Provided records ::

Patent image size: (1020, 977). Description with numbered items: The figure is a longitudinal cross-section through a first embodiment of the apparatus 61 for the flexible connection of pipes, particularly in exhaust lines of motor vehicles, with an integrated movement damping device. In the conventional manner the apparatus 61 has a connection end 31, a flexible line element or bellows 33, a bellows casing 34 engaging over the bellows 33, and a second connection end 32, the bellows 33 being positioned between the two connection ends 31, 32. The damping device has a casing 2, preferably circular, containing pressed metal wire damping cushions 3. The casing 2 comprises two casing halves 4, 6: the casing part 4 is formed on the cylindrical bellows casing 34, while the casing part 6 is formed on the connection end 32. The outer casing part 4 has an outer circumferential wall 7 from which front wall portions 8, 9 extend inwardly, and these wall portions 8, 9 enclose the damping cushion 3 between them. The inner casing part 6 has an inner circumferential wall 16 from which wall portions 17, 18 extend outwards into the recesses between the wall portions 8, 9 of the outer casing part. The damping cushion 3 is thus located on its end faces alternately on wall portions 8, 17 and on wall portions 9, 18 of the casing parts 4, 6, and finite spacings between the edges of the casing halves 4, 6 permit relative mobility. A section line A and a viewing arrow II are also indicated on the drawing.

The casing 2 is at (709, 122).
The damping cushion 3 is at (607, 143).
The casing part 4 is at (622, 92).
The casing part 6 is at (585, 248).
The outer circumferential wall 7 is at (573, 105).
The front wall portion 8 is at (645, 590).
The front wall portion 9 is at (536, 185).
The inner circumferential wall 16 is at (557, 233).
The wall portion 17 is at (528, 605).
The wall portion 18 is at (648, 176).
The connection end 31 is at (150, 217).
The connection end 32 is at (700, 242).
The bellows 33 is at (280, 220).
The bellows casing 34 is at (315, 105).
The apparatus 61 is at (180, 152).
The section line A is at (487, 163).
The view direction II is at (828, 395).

Brief :: Copy the records above word for word, keeping every line and number unchanged.

Output of the exercise ::
Patent image size: (1020, 977). Description with numbered items: The figure is a longitudinal cross-section through a first embodiment of the apparatus 61 for the flexible connection of pipes, particularly in exhaust lines of motor vehicles, with an integrated movement damping device. In the conventional manner the apparatus 61 has a connection end 31, a flexible line element or bellows 33, a bellows casing 34 engaging over the bellows 33, and a second connection end 32, the bellows 33 being positioned between the two connection ends 31, 32. The damping device has a casing 2, preferably circular, containing pressed metal wire damping cushions 3. The casing 2 comprises two casing halves 4, 6: the casing part 4 is formed on the cylindrical bellows casing 34, while the casing part 6 is formed on the connection end 32. The outer casing part 4 has an outer circumferential wall 7 from which front wall portions 8, 9 extend inwardly, and these wall portions 8, 9 enclose the damping cushion 3 between them. The inner casing part 6 has an inner circumferential wall 16 from which wall portions 17, 18 extend outwards into the recesses between the wall portions 8, 9 of the outer casing part. The damping cushion 3 is thus located on its end faces alternately on wall portions 8, 17 and on wall portions 9, 18 of the casing parts 4, 6, and finite spacings between the edges of the casing halves 4, 6 permit relative mobility. A section line A and a viewing arrow II are also indicated on the drawing.

The casing 2 is at (709, 122).
The damping cushion 3 is at (607, 143).
The casing part 4 is at (622, 92).
The casing part 6 is at (585, 248).
The outer circumferential wall 7 is at (573, 105).
The front wall portion 8 is at (645, 590).
The front wall portion 9 is at (536, 185).
The inner circumferential wall 16 is at (557, 233).
The wall portion 17 is at (528, 605).
The wall portion 18 is at (648, 176).
The connection end 31 is at (150, 217).
The connection end 32 is at (700, 242).
The bellows 33 is at (280, 220).
The bellows casing 34 is at (315, 105).
The apparatus 61 is at (180, 152).
The section line A is at (487, 163).
The view direction II is at (828, 395).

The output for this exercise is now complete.